/---

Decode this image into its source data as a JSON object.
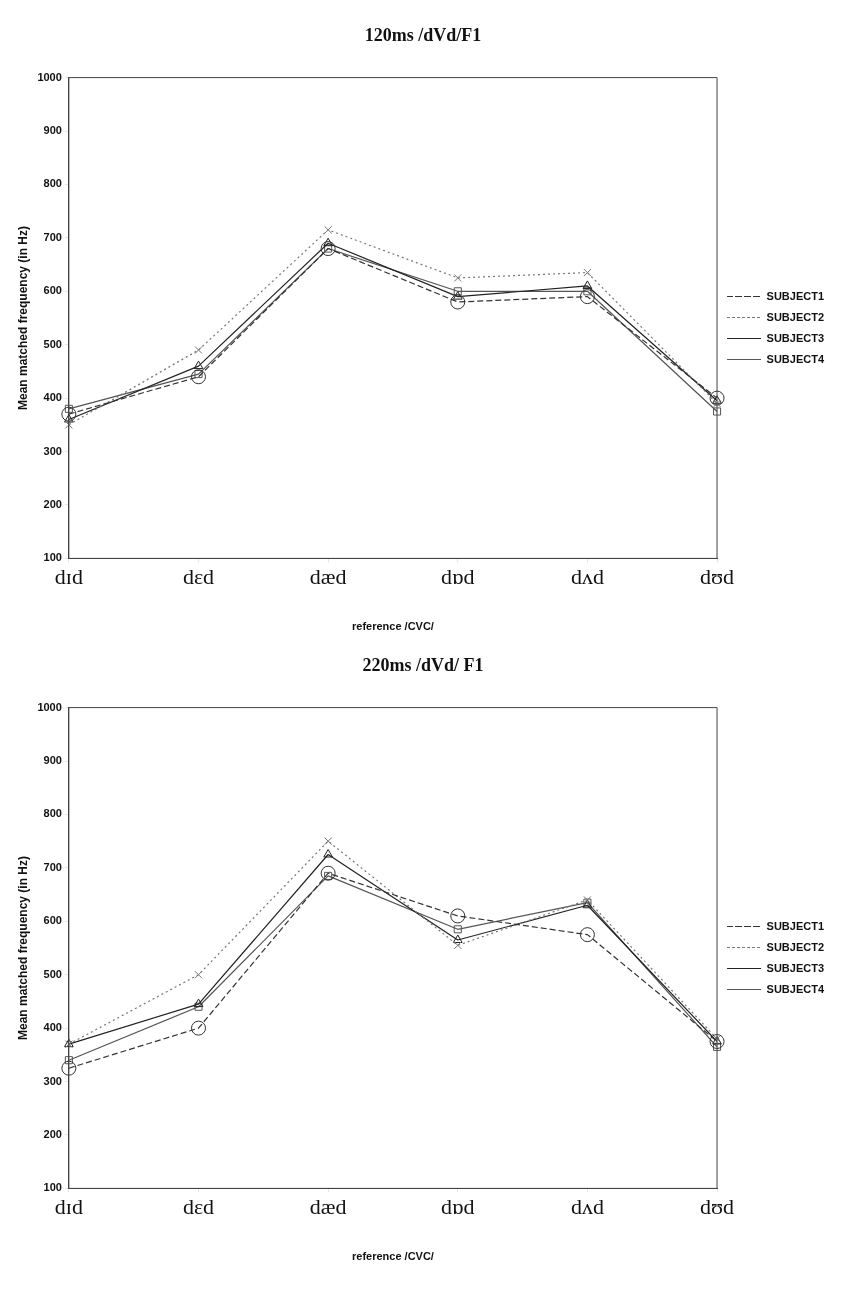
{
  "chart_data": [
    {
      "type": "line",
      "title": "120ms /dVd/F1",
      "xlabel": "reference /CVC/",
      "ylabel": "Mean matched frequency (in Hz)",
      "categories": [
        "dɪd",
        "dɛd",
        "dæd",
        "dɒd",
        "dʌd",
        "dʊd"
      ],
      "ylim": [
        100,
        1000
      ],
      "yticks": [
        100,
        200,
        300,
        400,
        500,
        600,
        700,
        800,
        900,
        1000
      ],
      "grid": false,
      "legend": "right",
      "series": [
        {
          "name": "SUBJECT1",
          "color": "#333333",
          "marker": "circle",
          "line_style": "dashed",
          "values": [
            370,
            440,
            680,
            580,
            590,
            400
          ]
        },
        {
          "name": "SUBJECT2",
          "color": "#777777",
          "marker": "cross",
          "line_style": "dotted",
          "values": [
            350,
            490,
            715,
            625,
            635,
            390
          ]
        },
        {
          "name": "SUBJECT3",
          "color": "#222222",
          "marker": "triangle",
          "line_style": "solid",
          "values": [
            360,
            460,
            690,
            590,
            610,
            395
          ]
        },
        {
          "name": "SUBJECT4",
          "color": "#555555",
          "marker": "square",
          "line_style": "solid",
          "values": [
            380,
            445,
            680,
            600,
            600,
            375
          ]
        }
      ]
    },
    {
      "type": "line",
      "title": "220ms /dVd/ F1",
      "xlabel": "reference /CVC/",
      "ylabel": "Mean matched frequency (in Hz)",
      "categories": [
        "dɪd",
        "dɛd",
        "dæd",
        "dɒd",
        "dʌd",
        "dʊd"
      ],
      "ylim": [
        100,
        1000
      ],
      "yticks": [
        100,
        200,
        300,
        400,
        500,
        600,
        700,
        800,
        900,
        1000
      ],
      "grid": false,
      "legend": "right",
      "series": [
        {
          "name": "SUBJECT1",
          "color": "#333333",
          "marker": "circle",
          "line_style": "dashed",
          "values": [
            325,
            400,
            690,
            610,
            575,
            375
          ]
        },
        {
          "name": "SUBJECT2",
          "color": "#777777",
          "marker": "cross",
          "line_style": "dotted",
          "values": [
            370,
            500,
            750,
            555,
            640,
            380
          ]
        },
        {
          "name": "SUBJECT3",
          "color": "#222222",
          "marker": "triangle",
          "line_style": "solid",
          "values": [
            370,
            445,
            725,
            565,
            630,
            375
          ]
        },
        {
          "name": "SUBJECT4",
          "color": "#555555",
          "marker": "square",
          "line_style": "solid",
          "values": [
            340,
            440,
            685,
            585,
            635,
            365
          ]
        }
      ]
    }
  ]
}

\---

== What you have to do ==
The records above should be reproduced exactly, with no pictures included.

== Answer for the task ==
Decode this image into its source data as a JSON object.
{
  "chart_data": [
    {
      "type": "line",
      "title": "120ms /dVd/F1",
      "xlabel": "reference /CVC/",
      "ylabel": "Mean matched frequency (in Hz)",
      "categories": [
        "dɪd",
        "dɛd",
        "dæd",
        "dɒd",
        "dʌd",
        "dʊd"
      ],
      "ylim": [
        100,
        1000
      ],
      "yticks": [
        100,
        200,
        300,
        400,
        500,
        600,
        700,
        800,
        900,
        1000
      ],
      "grid": false,
      "legend": "right",
      "series": [
        {
          "name": "SUBJECT1",
          "color": "#333333",
          "marker": "circle",
          "line_style": "dashed",
          "values": [
            370,
            440,
            680,
            580,
            590,
            400
          ]
        },
        {
          "name": "SUBJECT2",
          "color": "#777777",
          "marker": "cross",
          "line_style": "dotted",
          "values": [
            350,
            490,
            715,
            625,
            635,
            390
          ]
        },
        {
          "name": "SUBJECT3",
          "color": "#222222",
          "marker": "triangle",
          "line_style": "solid",
          "values": [
            360,
            460,
            690,
            590,
            610,
            395
          ]
        },
        {
          "name": "SUBJECT4",
          "color": "#555555",
          "marker": "square",
          "line_style": "solid",
          "values": [
            380,
            445,
            680,
            600,
            600,
            375
          ]
        }
      ]
    },
    {
      "type": "line",
      "title": "220ms /dVd/ F1",
      "xlabel": "reference /CVC/",
      "ylabel": "Mean matched frequency (in Hz)",
      "categories": [
        "dɪd",
        "dɛd",
        "dæd",
        "dɒd",
        "dʌd",
        "dʊd"
      ],
      "ylim": [
        100,
        1000
      ],
      "yticks": [
        100,
        200,
        300,
        400,
        500,
        600,
        700,
        800,
        900,
        1000
      ],
      "grid": false,
      "legend": "right",
      "series": [
        {
          "name": "SUBJECT1",
          "color": "#333333",
          "marker": "circle",
          "line_style": "dashed",
          "values": [
            325,
            400,
            690,
            610,
            575,
            375
          ]
        },
        {
          "name": "SUBJECT2",
          "color": "#777777",
          "marker": "cross",
          "line_style": "dotted",
          "values": [
            370,
            500,
            750,
            555,
            640,
            380
          ]
        },
        {
          "name": "SUBJECT3",
          "color": "#222222",
          "marker": "triangle",
          "line_style": "solid",
          "values": [
            370,
            445,
            725,
            565,
            630,
            375
          ]
        },
        {
          "name": "SUBJECT4",
          "color": "#555555",
          "marker": "square",
          "line_style": "solid",
          "values": [
            340,
            440,
            685,
            585,
            635,
            365
          ]
        }
      ]
    }
  ]
}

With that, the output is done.